== Texte de la page ==

De l'apogée à l'effondrement : anatomie d'une chute
Le règne Incontesté du BlackBerry (2005-2008)
La domination de BlackBerry n’était pas le fruit du hasard. L’entreprise avait construit sa réputation sur des atouts solides :
- Une sécurité inégalée des communications (prisée par les gouvernements)
- La fiabilité de son réseau propriétaire BlackBerry Messenger
- Un clavier physique QWERTY devenu emblématique
- Une autonomie de batterie supérieure à la concurrence.
Autant d’atouts qui permettront à l’entreprise en 2009 …
- de disposer de 20 milliards de dollars de chiffre d’affaires
- de représenter 43% du marché américain des smartphones
- et de vendre alors 50 millions d’appareils chaque année.
L'Aveuglement Stratégique (2007-2013)
Selon une étude du cabinet McKinsey d’avril 2024 , 76 % des entreprises qui subissent un déclin majeur présentaient des signaux d’alerte évidents au moins deux ans avant leur chute. BlackBerry n’a pas fait exception.
Les biais et les pièges propres au syndrome du succès
Les erreurs stratégiques de BlackBerry illustrent parfaitement ce que les experts appellent « le syndrome du succès » :
- Le déni de la rupture technologique : Quand Steve Jobs a présenté l’iPhone en 2007, les dirigeants de BlackBerry l’ont qualifié de « gadget destiné aux consommateurs », sous-estimant fatalement l’impact de l’écran tactile et de l’expérience utilisateur.
- L’incapacité à créer un écosystème : Alors qu’Apple et Google construisaient des plateformes d’applications robustes, BlackBerry a persisté dans une approche fermée qui a progressivement isolé et enfermé ses produits.
- La paralysie décisionnelle : La structure bicéphale de l’entreprise (avec deux co-PDG) a conduit à des retards critiques dans les décisions stratégiques.
En 2013, la part du marché mondial de BlackBerry était tombée sous la barre des 1%, marquant alors l’un des déclins les plus rapides de l’histoire des entreprises technologiques.
La renaissance : un modèle de pivot stratégique
Le pivot de rupture (2016/2020)

John Chen, un leadership transformationnel
Président exécutif et chef de la Direction de Blackberry de 2013 à 2023.
Le rôle de John Chen dans la renaissance de BlackBerry illustre l’importance d’un leadership engagé en période de crise. L’étude Gallup d’août 2024 confirme que les organisations dotées d’un leadership transformationnel présentent une résilience supérieure de 23% lors des périodes de turbulence.
Cette transformation, orchestrée et pilotée par John Chen, s’est articulée autour de trois axes stratégiques :
- L’exploitation des actifs immatériels : BlackBerry a capitalisé sur ses brevets (plus de 38 000) et son expertise en cybersécurité, un atout de plus en plus précieux à l’ère des cyberattaques.

===

### Mise en pratique:
Reproduisez à l'identique le passage de l'article sur BlackBerry qui commence par « Cette transformation, orchestrée » et se poursuit jusqu'à « l’ère des cyberattaques. ».

== Jeu de données ==

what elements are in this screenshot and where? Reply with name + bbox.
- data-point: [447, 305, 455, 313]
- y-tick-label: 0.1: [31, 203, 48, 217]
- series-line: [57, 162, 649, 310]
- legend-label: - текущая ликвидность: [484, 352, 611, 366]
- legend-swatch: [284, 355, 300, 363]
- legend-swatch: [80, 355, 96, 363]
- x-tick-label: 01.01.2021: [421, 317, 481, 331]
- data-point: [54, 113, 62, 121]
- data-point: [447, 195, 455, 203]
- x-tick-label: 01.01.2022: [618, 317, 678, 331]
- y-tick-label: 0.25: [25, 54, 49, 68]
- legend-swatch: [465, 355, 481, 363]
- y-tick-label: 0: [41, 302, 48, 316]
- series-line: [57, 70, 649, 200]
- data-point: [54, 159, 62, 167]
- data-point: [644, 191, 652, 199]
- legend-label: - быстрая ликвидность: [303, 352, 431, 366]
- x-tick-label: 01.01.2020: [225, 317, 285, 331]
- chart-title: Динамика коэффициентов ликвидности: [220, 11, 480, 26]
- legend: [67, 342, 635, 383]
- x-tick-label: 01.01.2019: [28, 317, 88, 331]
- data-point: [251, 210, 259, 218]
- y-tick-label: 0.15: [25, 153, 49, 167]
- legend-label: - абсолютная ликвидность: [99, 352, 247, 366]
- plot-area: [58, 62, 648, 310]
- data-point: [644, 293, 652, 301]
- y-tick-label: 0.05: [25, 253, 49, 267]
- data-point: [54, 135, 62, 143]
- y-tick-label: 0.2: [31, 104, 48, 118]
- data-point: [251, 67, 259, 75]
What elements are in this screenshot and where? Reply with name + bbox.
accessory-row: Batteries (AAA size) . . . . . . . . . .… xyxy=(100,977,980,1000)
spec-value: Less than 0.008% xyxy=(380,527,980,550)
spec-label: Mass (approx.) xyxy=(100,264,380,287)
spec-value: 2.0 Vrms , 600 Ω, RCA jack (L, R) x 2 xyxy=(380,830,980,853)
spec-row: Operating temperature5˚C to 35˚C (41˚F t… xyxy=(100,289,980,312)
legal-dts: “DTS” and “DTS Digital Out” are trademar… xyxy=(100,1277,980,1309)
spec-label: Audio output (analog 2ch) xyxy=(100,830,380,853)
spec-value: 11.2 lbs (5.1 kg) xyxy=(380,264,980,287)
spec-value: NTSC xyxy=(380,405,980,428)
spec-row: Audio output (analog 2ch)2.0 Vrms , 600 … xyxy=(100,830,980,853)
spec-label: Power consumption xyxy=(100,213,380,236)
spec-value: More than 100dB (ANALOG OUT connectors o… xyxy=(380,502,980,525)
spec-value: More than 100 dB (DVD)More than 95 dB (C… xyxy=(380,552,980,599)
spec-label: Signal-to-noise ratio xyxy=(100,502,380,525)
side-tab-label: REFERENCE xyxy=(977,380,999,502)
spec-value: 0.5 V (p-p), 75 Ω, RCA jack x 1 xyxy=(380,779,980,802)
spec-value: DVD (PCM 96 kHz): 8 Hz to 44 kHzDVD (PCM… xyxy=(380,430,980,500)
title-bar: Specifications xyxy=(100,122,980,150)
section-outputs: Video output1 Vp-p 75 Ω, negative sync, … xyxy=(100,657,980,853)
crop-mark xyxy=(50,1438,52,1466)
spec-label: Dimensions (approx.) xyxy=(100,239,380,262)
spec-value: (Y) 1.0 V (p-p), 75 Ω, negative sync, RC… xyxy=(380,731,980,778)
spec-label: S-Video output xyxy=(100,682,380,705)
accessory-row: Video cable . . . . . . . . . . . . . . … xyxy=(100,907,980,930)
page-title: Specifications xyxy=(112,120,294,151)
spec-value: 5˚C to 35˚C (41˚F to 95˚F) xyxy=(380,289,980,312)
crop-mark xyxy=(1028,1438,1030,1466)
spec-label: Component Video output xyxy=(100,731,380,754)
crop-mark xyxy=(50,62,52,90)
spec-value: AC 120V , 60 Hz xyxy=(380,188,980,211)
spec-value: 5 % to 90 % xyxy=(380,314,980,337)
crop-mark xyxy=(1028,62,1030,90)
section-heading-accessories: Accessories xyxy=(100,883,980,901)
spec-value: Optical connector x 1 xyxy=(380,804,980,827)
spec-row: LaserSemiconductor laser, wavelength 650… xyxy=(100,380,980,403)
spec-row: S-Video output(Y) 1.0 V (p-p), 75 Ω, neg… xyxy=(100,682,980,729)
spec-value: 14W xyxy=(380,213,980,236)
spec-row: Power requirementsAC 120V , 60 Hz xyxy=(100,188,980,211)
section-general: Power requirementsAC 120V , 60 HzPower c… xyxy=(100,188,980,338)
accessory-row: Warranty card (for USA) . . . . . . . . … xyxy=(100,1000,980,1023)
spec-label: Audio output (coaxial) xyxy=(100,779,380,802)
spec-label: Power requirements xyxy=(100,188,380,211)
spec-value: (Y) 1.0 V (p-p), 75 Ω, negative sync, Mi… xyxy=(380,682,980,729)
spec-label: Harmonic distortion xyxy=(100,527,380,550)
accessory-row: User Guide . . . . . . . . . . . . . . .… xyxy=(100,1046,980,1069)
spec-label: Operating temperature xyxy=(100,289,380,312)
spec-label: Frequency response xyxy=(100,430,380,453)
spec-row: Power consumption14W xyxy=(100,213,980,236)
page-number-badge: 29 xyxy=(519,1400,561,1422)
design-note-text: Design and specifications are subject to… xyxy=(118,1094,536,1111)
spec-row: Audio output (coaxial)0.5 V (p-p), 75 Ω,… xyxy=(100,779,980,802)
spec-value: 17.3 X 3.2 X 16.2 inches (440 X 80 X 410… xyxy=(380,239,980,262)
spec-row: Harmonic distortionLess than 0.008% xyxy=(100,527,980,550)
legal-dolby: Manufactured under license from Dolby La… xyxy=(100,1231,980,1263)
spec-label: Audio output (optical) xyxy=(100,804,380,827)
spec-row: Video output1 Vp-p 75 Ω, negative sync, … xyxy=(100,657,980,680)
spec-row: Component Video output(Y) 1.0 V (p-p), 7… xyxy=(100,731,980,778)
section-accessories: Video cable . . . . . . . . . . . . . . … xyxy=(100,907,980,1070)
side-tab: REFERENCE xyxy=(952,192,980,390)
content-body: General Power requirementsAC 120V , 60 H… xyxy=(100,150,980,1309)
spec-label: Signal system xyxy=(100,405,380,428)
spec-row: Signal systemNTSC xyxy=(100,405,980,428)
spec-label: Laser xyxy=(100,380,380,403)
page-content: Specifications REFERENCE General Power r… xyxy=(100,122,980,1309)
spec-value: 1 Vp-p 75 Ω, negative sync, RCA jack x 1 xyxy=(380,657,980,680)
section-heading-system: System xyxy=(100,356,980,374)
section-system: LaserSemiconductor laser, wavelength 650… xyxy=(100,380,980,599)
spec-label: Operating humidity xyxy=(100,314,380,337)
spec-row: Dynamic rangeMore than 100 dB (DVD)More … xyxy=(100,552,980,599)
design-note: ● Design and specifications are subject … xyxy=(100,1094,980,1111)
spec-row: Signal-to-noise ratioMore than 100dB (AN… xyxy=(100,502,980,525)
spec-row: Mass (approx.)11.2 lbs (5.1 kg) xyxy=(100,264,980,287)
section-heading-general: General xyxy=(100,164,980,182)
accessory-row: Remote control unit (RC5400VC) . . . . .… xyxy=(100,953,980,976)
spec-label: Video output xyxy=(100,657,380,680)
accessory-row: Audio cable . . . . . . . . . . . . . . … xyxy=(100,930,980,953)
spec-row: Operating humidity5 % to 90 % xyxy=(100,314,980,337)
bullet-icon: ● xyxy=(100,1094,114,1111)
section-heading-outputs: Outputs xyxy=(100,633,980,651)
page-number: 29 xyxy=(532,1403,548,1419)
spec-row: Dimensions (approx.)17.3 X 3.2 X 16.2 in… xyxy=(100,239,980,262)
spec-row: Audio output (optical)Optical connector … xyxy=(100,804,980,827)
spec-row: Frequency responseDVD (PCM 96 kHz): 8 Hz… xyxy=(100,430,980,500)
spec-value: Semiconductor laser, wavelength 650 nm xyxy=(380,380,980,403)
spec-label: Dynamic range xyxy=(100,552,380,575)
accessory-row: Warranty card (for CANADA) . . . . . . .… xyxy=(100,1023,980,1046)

===

### Réponse attendue:
Cette transformation, orchestrée et pilotée par John Chen, s’est articulée autour de trois axes stratégiques :
- L’exploitation des actifs immatériels : BlackBerry a capitalisé sur ses brevets (plus de 38 000) et son expertise en cybersécurité, un atout de plus en plus précieux à l’ère des cyberattaques.